Task objective:
Copy out all lines where "réfractaire" appears.

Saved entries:
>> start
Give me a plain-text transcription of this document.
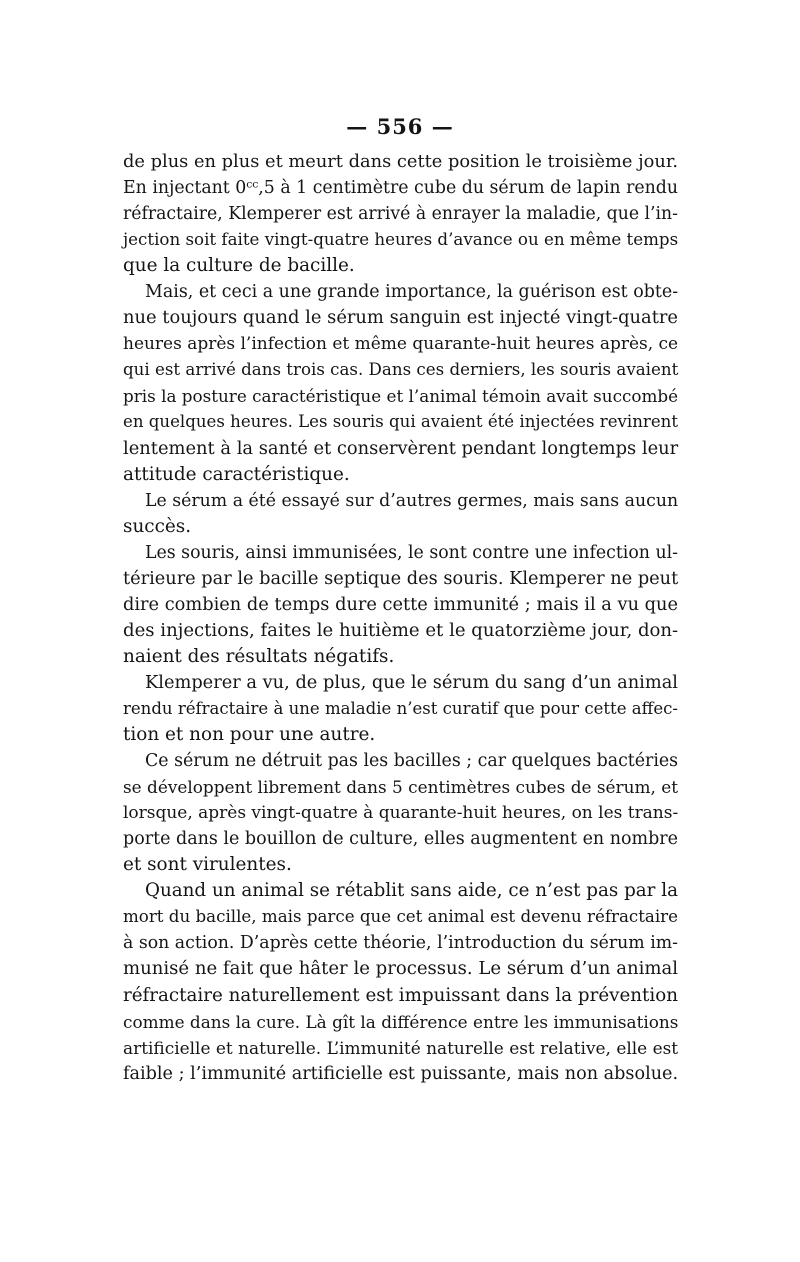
— 556 —
de plus en plus et meurt dans cette position le troisième jour.
En injectant 0ᶜᶜ,5 à 1 centimètre cube du sérum de lapin rendu
réfractaire, Klemperer est arrivé à enrayer la maladie, que l’in-
jection soit faite vingt-quatre heures d’avance ou en même temps
que la culture de bacille.
Mais, et ceci a une grande importance, la guérison est obte-
nue toujours quand le sérum sanguin est injecté vingt-quatre
heures après l’infection et même quarante-huit heures après, ce
qui est arrivé dans trois cas. Dans ces derniers, les souris avaient
pris la posture caractéristique et l’animal témoin avait succombé
en quelques heures. Les souris qui avaient été injectées revinrent
lentement à la santé et conservèrent pendant longtemps leur
attitude caractéristique.
Le sérum a été essayé sur d’autres germes, mais sans aucun
succès.
Les souris, ainsi immunisées, le sont contre une infection ul-
térieure par le bacille septique des souris. Klemperer ne peut
dire combien de temps dure cette immunité ; mais il a vu que
des injections, faites le huitième et le quatorzième jour, don-
naient des résultats négatifs.
Klemperer a vu, de plus, que le sérum du sang d’un animal
rendu réfractaire à une maladie n’est curatif que pour cette affec-
tion et non pour une autre.
Ce sérum ne détruit pas les bacilles ; car quelques bactéries
se développent librement dans 5 centimètres cubes de sérum, et
lorsque, après vingt-quatre à quarante-huit heures, on les trans-
porte dans le bouillon de culture, elles augmentent en nombre
et sont virulentes.
Quand un animal se rétablit sans aide, ce n’est pas par la
mort du bacille, mais parce que cet animal est devenu réfractaire
à son action. D’après cette théorie, l’introduction du sérum im-
munisé ne fait que hâter le processus. Le sérum d’un animal
réfractaire naturellement est impuissant dans la prévention
comme dans la cure. Là gît la différence entre les immunisations
artificielle et naturelle. L’immunité naturelle est relative, elle est
faible ; l’immunité artificielle est puissante, mais non absolue.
>> end
Result:
réfractaire, Klemperer est arrivé à enrayer la maladie, que l’in-
rendu réfractaire à une maladie n’est curatif que pour cette affec-
mort du bacille, mais parce que cet animal est devenu réfractaire
réfractaire naturellement est impuissant dans la prévention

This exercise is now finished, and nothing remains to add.